» Task prompt: Search the data for the word "bottom" and copy every line that contains it.

» Records provided:
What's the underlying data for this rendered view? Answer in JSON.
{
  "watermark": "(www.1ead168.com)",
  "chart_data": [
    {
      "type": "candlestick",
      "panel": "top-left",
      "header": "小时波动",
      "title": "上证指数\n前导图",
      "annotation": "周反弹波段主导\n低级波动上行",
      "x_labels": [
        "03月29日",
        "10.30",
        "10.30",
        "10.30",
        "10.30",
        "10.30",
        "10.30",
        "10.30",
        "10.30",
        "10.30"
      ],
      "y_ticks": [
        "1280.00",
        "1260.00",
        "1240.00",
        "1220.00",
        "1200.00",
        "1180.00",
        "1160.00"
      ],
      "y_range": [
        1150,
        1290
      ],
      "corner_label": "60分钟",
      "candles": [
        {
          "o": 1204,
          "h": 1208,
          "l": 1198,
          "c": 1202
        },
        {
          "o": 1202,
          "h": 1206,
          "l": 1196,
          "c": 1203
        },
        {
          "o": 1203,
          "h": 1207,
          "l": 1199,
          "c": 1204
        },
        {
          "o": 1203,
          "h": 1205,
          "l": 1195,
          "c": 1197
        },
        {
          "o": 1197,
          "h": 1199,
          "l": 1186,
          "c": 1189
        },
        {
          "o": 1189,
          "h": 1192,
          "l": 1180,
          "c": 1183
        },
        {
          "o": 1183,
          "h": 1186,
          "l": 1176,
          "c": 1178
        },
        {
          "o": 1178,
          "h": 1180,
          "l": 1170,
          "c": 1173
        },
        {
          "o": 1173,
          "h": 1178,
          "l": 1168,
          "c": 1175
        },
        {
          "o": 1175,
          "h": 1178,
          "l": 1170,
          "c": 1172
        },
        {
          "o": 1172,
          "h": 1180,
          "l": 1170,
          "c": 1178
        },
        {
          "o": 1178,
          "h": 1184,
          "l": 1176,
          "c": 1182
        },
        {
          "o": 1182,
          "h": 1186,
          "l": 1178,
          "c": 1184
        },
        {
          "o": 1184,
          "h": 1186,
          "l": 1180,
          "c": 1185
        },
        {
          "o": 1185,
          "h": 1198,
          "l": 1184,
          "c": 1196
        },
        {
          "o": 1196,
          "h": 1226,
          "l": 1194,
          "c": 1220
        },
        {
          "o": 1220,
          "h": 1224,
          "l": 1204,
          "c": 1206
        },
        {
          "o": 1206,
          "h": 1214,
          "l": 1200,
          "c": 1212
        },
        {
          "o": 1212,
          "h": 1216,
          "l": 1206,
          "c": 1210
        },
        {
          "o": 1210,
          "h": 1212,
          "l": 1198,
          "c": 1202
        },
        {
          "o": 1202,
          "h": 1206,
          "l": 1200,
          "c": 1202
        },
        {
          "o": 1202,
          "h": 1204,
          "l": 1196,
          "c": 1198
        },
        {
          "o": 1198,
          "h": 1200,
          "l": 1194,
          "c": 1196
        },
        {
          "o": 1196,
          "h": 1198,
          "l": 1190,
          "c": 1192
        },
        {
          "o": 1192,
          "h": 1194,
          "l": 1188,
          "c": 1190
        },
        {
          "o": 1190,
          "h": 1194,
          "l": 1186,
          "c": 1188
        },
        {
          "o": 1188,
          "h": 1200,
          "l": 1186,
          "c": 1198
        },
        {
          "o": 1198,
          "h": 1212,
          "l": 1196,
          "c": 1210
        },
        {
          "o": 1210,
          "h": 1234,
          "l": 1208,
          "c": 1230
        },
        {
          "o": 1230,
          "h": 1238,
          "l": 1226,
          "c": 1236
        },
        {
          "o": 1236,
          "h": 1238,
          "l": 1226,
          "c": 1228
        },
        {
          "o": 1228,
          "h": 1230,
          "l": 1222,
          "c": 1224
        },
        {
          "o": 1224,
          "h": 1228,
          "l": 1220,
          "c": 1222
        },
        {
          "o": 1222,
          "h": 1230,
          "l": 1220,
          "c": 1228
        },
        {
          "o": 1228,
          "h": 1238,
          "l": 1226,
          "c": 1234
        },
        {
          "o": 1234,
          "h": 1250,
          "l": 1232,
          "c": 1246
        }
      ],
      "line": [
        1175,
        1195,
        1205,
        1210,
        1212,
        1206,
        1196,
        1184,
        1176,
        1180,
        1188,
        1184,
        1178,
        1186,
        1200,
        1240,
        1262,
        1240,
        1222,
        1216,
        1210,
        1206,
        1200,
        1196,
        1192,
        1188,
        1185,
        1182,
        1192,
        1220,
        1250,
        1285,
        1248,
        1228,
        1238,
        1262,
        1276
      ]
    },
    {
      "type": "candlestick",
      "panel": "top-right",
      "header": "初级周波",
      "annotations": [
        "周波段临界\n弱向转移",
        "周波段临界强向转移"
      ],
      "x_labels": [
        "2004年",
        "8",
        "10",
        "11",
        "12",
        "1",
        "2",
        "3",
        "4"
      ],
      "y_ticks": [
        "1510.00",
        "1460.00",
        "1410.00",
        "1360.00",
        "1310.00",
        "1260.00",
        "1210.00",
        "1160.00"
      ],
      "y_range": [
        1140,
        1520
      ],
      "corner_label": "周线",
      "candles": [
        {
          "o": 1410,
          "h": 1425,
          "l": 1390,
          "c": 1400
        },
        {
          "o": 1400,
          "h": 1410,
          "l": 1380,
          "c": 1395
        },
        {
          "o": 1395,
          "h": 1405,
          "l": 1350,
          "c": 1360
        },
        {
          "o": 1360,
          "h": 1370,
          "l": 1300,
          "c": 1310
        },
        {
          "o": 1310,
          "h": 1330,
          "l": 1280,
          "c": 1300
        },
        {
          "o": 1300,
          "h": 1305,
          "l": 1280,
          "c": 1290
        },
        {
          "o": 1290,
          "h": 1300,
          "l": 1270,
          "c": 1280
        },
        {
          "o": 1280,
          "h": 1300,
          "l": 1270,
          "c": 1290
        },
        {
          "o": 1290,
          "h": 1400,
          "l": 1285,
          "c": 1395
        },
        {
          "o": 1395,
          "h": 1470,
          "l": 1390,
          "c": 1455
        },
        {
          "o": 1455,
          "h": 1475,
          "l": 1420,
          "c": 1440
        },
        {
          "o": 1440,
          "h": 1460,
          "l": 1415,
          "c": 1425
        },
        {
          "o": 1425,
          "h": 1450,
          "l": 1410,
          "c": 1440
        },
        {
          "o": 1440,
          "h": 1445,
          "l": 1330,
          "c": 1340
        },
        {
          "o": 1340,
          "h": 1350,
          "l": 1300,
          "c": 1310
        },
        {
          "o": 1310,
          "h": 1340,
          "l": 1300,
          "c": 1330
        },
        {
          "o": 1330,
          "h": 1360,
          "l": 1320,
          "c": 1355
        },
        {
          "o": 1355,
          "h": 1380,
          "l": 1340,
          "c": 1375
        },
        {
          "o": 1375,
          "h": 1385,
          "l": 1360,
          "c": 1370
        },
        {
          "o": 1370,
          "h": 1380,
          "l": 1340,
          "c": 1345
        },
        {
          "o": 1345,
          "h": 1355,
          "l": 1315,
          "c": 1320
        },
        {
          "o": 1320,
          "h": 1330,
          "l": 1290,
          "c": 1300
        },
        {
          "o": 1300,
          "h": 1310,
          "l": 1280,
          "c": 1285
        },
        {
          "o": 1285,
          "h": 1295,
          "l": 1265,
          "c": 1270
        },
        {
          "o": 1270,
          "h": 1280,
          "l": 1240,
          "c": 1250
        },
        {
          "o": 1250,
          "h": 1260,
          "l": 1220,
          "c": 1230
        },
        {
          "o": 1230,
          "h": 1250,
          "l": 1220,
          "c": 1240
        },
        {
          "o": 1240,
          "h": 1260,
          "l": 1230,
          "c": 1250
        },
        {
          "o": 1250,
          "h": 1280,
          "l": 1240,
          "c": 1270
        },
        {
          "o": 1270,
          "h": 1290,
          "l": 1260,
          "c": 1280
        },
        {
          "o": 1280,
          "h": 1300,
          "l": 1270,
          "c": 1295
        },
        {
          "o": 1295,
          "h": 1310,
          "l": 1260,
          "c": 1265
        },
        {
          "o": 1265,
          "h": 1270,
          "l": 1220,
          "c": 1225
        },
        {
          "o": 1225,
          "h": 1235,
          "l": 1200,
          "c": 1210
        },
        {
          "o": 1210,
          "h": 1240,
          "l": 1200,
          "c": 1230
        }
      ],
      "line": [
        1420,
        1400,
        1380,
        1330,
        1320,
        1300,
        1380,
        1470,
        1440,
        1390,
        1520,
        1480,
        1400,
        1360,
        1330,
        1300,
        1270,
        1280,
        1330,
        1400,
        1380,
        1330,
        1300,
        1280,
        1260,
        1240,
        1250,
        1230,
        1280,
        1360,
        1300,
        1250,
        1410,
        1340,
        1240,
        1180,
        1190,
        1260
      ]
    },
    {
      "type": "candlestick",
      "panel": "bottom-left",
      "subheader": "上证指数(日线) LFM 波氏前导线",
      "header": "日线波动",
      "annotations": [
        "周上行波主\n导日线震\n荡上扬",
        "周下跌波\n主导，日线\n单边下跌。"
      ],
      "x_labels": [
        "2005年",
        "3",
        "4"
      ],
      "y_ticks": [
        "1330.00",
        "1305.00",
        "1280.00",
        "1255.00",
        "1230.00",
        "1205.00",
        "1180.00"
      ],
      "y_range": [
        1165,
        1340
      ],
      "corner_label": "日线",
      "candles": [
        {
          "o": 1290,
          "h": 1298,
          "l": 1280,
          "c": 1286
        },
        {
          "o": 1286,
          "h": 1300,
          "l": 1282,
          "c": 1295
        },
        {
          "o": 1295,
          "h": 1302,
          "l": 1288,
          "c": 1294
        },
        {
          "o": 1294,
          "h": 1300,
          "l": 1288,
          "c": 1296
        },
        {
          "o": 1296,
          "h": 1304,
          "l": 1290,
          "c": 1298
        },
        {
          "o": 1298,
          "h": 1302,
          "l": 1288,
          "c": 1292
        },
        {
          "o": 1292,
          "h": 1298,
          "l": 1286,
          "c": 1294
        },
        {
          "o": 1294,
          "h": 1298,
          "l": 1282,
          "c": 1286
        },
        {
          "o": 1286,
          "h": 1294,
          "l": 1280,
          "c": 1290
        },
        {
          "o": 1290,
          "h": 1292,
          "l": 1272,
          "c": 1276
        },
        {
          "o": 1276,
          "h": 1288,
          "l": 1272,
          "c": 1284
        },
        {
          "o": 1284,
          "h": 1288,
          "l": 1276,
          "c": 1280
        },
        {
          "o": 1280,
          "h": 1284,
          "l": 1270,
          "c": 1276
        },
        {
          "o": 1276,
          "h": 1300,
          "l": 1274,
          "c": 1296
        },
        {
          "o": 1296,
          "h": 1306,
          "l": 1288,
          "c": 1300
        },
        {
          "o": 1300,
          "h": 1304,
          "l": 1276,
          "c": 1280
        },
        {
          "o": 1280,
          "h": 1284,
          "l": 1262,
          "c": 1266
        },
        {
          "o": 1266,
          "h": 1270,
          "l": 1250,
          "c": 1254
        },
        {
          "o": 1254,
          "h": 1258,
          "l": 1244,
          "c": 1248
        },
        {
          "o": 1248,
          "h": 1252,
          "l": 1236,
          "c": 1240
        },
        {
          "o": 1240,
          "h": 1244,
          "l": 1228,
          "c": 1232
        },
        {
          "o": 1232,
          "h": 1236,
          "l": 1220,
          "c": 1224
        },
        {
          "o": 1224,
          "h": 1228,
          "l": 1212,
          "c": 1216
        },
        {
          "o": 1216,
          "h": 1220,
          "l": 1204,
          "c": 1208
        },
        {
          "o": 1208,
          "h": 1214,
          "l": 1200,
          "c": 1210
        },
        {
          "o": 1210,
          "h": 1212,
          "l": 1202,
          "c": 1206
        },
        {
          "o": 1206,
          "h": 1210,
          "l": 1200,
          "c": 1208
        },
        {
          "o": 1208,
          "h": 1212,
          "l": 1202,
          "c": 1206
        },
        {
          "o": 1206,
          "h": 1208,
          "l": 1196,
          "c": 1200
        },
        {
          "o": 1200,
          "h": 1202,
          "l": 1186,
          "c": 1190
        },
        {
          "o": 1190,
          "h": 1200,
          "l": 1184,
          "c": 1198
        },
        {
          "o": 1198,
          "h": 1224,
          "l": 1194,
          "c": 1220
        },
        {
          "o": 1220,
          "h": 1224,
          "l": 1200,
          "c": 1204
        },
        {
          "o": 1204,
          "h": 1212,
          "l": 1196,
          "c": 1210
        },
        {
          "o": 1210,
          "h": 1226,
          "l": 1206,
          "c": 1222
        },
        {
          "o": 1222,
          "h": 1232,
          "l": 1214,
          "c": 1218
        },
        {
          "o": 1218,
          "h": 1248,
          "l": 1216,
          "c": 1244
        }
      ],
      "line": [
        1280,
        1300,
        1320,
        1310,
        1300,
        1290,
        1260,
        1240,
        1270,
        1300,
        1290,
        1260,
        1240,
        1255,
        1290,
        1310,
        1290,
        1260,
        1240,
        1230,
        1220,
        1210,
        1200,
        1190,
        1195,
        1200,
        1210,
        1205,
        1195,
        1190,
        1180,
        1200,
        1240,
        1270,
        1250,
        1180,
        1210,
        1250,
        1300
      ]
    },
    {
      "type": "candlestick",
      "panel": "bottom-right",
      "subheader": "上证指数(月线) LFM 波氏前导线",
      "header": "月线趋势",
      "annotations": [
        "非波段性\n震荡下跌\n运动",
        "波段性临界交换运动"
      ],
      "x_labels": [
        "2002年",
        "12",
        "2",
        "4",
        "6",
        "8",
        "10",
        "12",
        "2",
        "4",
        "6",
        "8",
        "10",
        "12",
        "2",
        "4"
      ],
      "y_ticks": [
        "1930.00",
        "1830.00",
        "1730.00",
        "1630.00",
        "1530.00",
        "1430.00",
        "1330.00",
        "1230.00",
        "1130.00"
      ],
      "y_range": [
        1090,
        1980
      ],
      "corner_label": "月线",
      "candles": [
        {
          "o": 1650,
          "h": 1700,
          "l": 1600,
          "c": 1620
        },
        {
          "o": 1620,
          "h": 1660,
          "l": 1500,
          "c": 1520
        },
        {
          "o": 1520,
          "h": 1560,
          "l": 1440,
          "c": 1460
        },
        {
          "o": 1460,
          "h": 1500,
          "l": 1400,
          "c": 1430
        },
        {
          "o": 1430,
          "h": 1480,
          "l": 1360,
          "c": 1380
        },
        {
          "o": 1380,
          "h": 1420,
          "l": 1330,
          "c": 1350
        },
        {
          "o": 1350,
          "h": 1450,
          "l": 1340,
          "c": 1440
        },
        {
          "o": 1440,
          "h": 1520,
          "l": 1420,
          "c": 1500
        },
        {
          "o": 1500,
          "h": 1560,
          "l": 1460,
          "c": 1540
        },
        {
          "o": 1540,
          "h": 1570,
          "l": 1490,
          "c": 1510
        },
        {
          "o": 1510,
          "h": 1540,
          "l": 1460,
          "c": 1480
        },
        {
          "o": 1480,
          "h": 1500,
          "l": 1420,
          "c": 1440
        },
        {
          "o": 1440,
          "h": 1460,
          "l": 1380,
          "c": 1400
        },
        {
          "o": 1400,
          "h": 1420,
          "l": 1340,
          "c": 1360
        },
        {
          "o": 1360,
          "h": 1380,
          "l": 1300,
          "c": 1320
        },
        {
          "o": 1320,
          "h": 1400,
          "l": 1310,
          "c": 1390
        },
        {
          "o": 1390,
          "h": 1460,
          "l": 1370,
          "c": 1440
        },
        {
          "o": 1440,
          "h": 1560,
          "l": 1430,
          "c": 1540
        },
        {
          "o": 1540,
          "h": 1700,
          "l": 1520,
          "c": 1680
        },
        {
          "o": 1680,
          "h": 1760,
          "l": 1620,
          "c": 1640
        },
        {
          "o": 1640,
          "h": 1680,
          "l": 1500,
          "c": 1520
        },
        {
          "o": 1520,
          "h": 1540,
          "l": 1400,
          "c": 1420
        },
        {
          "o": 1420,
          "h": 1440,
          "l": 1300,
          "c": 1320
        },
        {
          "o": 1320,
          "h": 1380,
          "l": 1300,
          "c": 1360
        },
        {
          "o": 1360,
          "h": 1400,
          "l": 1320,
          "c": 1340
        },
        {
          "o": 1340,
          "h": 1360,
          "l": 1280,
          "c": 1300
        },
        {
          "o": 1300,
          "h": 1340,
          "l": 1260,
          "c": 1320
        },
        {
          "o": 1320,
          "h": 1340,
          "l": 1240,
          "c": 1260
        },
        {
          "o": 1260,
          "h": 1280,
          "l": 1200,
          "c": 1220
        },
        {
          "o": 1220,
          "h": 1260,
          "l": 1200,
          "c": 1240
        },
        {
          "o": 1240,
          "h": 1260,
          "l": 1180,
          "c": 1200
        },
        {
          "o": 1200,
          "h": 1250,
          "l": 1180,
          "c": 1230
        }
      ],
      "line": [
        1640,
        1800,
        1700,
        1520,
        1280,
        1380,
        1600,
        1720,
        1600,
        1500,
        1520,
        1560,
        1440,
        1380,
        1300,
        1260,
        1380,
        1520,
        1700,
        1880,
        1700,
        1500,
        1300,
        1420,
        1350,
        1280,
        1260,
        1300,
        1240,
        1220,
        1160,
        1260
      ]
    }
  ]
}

» Output:
      "panel": "bottom-left",
      "panel": "bottom-right",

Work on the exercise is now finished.